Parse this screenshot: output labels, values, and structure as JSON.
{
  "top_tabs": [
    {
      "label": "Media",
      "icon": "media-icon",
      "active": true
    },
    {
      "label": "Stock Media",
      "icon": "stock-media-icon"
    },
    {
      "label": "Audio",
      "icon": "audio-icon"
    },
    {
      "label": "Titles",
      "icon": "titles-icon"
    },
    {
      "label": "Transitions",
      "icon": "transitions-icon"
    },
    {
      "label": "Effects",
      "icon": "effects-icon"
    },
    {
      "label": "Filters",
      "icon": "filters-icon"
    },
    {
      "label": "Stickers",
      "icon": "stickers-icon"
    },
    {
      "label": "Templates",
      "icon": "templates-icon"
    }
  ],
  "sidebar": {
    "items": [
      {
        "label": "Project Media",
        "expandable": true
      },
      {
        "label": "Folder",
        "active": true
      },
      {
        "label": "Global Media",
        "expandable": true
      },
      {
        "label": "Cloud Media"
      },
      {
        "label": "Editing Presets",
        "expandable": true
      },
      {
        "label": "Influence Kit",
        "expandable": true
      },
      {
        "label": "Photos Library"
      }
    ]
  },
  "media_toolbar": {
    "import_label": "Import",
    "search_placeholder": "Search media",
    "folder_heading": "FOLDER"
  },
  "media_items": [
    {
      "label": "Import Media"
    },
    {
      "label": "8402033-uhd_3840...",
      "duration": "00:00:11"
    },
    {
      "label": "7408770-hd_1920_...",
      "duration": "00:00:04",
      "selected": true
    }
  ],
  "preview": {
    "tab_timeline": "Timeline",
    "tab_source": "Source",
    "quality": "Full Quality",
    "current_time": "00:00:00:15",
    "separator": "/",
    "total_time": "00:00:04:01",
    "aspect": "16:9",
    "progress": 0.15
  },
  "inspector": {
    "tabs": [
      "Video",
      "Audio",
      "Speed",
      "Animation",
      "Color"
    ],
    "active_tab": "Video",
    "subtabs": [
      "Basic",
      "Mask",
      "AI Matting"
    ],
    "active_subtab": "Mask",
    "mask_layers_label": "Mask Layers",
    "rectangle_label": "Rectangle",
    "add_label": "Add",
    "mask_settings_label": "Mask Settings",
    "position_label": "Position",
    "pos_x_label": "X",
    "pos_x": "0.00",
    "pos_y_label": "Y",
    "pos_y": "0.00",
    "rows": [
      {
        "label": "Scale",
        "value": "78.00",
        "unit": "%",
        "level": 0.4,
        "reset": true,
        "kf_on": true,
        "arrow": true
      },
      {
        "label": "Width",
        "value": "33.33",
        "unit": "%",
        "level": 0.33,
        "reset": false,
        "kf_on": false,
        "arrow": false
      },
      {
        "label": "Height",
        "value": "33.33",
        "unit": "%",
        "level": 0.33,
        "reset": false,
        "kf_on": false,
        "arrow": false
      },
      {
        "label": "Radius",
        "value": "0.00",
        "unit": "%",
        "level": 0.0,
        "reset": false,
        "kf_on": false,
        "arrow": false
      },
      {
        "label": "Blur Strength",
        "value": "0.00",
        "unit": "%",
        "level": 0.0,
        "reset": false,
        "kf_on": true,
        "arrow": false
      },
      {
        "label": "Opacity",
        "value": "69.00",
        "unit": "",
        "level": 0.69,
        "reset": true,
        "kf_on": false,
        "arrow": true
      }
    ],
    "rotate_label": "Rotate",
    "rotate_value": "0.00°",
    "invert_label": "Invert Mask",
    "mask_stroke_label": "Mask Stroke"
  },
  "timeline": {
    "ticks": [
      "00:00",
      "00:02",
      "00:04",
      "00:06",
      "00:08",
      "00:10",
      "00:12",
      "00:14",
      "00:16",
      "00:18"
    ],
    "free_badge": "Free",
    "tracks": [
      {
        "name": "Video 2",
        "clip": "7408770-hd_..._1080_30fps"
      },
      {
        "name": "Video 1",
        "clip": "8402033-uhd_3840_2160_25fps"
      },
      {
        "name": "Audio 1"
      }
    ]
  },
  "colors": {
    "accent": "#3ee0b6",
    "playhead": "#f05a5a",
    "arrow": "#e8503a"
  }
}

::::

Write out every record, exactly as written.

Parse this screenshot: output labels, values, and structure as JSON.
{
  "top_tabs": [
    {
      "label": "Media",
      "icon": "media-icon",
      "active": true
    },
    {
      "label": "Stock Media",
      "icon": "stock-media-icon"
    },
    {
      "label": "Audio",
      "icon": "audio-icon"
    },
    {
      "label": "Titles",
      "icon": "titles-icon"
    },
    {
      "label": "Transitions",
      "icon": "transitions-icon"
    },
    {
      "label": "Effects",
      "icon": "effects-icon"
    },
    {
      "label": "Filters",
      "icon": "filters-icon"
    },
    {
      "label": "Stickers",
      "icon": "stickers-icon"
    },
    {
      "label": "Templates",
      "icon": "templates-icon"
    }
  ],
  "sidebar": {
    "items": [
      {
        "label": "Project Media",
        "expandable": true
      },
      {
        "label": "Folder",
        "active": true
      },
      {
        "label": "Global Media",
        "expandable": true
      },
      {
        "label": "Cloud Media"
      },
      {
        "label": "Editing Presets",
        "expandable": true
      },
      {
        "label": "Influence Kit",
        "expandable": true
      },
      {
        "label": "Photos Library"
      }
    ]
  },
  "media_toolbar": {
    "import_label": "Import",
    "search_placeholder": "Search media",
    "folder_heading": "FOLDER"
  },
  "media_items": [
    {
      "label": "Import Media"
    },
    {
      "label": "8402033-uhd_3840...",
      "duration": "00:00:11"
    },
    {
      "label": "7408770-hd_1920_...",
      "duration": "00:00:04",
      "selected": true
    }
  ],
  "preview": {
    "tab_timeline": "Timeline",
    "tab_source": "Source",
    "quality": "Full Quality",
    "current_time": "00:00:00:15",
    "separator": "/",
    "total_time": "00:00:04:01",
    "aspect": "16:9",
    "progress": 0.15
  },
  "inspector": {
    "tabs": [
      "Video",
      "Audio",
      "Speed",
      "Animation",
      "Color"
    ],
    "active_tab": "Video",
    "subtabs": [
      "Basic",
      "Mask",
      "AI Matting"
    ],
    "active_subtab": "Mask",
    "mask_layers_label": "Mask Layers",
    "rectangle_label": "Rectangle",
    "add_label": "Add",
    "mask_settings_label": "Mask Settings",
    "position_label": "Position",
    "pos_x_label": "X",
    "pos_x": "0.00",
    "pos_y_label": "Y",
    "pos_y": "0.00",
    "rows": [
      {
        "label": "Scale",
        "value": "78.00",
        "unit": "%",
        "level": 0.4,
        "reset": true,
        "kf_on": true,
        "arrow": true
      },
      {
        "label": "Width",
        "value": "33.33",
        "unit": "%",
        "level": 0.33,
        "reset": false,
        "kf_on": false,
        "arrow": false
      },
      {
        "label": "Height",
        "value": "33.33",
        "unit": "%",
        "level": 0.33,
        "reset": false,
        "kf_on": false,
        "arrow": false
      },
      {
        "label": "Radius",
        "value": "0.00",
        "unit": "%",
        "level": 0.0,
        "reset": false,
        "kf_on": false,
        "arrow": false
      },
      {
        "label": "Blur Strength",
        "value": "0.00",
        "unit": "%",
        "level": 0.0,
        "reset": false,
        "kf_on": true,
        "arrow": false
      },
      {
        "label": "Opacity",
        "value": "69.00",
        "unit": "",
        "level": 0.69,
        "reset": true,
        "kf_on": false,
        "arrow": true
      }
    ],
    "rotate_label": "Rotate",
    "rotate_value": "0.00°",
    "invert_label": "Invert Mask",
    "mask_stroke_label": "Mask Stroke"
  },
  "timeline": {
    "ticks": [
      "00:00",
      "00:02",
      "00:04",
      "00:06",
      "00:08",
      "00:10",
      "00:12",
      "00:14",
      "00:16",
      "00:18"
    ],
    "free_badge": "Free",
    "tracks": [
      {
        "name": "Video 2",
        "clip": "7408770-hd_..._1080_30fps"
      },
      {
        "name": "Video 1",
        "clip": "8402033-uhd_3840_2160_25fps"
      },
      {
        "name": "Audio 1"
      }
    ]
  },
  "colors": {
    "accent": "#3ee0b6",
    "playhead": "#f05a5a",
    "arrow": "#e8503a"
  }
}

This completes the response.